=== Provided entries ===

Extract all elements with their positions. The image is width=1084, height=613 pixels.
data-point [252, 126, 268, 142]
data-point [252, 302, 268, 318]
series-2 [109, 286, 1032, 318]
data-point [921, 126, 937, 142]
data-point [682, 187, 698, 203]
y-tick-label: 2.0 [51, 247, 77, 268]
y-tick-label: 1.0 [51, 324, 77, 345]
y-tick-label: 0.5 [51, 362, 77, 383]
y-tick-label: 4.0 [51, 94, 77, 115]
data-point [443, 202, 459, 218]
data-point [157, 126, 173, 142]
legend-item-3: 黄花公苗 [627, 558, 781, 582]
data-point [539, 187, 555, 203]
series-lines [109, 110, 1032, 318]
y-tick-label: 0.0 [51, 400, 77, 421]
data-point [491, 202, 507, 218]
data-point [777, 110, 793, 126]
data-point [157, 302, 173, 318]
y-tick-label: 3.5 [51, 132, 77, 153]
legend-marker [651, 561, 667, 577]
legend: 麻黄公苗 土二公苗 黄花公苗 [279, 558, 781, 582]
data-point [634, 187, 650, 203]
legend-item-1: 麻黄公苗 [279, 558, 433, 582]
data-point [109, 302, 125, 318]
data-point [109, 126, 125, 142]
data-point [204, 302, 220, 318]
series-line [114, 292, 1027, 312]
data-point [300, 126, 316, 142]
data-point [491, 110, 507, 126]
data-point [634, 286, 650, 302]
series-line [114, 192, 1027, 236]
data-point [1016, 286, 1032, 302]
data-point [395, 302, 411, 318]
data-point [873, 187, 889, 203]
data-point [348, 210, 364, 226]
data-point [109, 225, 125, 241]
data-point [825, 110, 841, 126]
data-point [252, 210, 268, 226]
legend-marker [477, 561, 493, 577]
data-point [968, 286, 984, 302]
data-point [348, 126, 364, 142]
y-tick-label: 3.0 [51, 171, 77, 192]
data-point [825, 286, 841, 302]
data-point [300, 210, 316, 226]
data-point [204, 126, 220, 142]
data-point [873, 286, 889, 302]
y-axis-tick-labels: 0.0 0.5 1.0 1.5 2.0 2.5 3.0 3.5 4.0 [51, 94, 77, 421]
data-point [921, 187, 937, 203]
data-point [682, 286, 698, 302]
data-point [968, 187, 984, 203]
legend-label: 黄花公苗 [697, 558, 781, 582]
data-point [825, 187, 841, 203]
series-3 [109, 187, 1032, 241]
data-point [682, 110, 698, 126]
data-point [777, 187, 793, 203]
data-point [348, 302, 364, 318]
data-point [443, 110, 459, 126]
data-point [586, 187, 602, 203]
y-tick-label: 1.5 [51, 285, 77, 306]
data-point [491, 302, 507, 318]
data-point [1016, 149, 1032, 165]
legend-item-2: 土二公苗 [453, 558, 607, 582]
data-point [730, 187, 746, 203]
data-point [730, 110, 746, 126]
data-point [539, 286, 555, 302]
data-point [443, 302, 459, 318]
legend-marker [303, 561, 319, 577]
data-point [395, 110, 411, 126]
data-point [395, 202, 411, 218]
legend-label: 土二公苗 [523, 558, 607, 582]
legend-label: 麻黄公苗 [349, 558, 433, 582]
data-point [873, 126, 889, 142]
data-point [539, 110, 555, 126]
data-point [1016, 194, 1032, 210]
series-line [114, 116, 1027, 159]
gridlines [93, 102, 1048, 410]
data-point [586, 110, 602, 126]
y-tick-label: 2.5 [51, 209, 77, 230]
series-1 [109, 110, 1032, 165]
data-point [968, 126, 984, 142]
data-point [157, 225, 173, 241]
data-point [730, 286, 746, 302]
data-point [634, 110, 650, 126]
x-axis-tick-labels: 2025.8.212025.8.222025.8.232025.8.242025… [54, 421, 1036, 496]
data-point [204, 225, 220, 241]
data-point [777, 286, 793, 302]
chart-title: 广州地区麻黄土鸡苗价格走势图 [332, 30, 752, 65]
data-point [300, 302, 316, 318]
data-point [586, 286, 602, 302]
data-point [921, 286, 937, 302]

===

● What you need to do: Return every line of the entries above verbatim, with no changes to any character.

● Reply to the exercise:
Extract all elements with their positions. The image is width=1084, height=613 pixels.
data-point [252, 126, 268, 142]
data-point [252, 302, 268, 318]
series-2 [109, 286, 1032, 318]
data-point [921, 126, 937, 142]
data-point [682, 187, 698, 203]
y-tick-label: 2.0 [51, 247, 77, 268]
y-tick-label: 1.0 [51, 324, 77, 345]
y-tick-label: 0.5 [51, 362, 77, 383]
y-tick-label: 4.0 [51, 94, 77, 115]
data-point [443, 202, 459, 218]
data-point [157, 126, 173, 142]
legend-item-3: 黄花公苗 [627, 558, 781, 582]
data-point [539, 187, 555, 203]
series-lines [109, 110, 1032, 318]
y-tick-label: 0.0 [51, 400, 77, 421]
data-point [491, 202, 507, 218]
data-point [777, 110, 793, 126]
data-point [157, 302, 173, 318]
y-tick-label: 3.5 [51, 132, 77, 153]
legend-marker [651, 561, 667, 577]
legend: 麻黄公苗 土二公苗 黄花公苗 [279, 558, 781, 582]
data-point [634, 187, 650, 203]
legend-item-1: 麻黄公苗 [279, 558, 433, 582]
data-point [109, 302, 125, 318]
data-point [109, 126, 125, 142]
data-point [204, 302, 220, 318]
series-line [114, 292, 1027, 312]
data-point [300, 126, 316, 142]
data-point [491, 110, 507, 126]
data-point [634, 286, 650, 302]
series-line [114, 192, 1027, 236]
data-point [1016, 286, 1032, 302]
data-point [395, 302, 411, 318]
data-point [873, 187, 889, 203]
data-point [348, 210, 364, 226]
data-point [109, 225, 125, 241]
data-point [825, 110, 841, 126]
data-point [252, 210, 268, 226]
legend-marker [477, 561, 493, 577]
data-point [968, 286, 984, 302]
data-point [348, 126, 364, 142]
y-tick-label: 3.0 [51, 171, 77, 192]
data-point [825, 286, 841, 302]
data-point [300, 210, 316, 226]
data-point [204, 126, 220, 142]
data-point [873, 286, 889, 302]
y-axis-tick-labels: 0.0 0.5 1.0 1.5 2.0 2.5 3.0 3.5 4.0 [51, 94, 77, 421]
data-point [921, 187, 937, 203]
data-point [682, 286, 698, 302]
data-point [968, 187, 984, 203]
legend-label: 黄花公苗 [697, 558, 781, 582]
data-point [825, 187, 841, 203]
series-3 [109, 187, 1032, 241]
data-point [682, 110, 698, 126]
data-point [777, 187, 793, 203]
data-point [348, 302, 364, 318]
data-point [443, 110, 459, 126]
data-point [586, 187, 602, 203]
y-tick-label: 1.5 [51, 285, 77, 306]
data-point [491, 302, 507, 318]
data-point [1016, 149, 1032, 165]
legend-item-2: 土二公苗 [453, 558, 607, 582]
data-point [730, 187, 746, 203]
data-point [730, 110, 746, 126]
data-point [539, 286, 555, 302]
data-point [443, 302, 459, 318]
legend-marker [303, 561, 319, 577]
data-point [395, 110, 411, 126]
data-point [395, 202, 411, 218]
legend-label: 土二公苗 [523, 558, 607, 582]
legend-label: 麻黄公苗 [349, 558, 433, 582]
data-point [873, 126, 889, 142]
data-point [539, 110, 555, 126]
data-point [1016, 194, 1032, 210]
series-line [114, 116, 1027, 159]
gridlines [93, 102, 1048, 410]
data-point [586, 110, 602, 126]
y-tick-label: 2.5 [51, 209, 77, 230]
series-1 [109, 110, 1032, 165]
data-point [968, 126, 984, 142]
data-point [157, 225, 173, 241]
data-point [730, 286, 746, 302]
data-point [634, 110, 650, 126]
x-axis-tick-labels: 2025.8.212025.8.222025.8.232025.8.242025… [54, 421, 1036, 496]
data-point [204, 225, 220, 241]
data-point [777, 286, 793, 302]
chart-title: 广州地区麻黄土鸡苗价格走势图 [332, 30, 752, 65]
data-point [300, 302, 316, 318]
data-point [586, 286, 602, 302]
data-point [921, 286, 937, 302]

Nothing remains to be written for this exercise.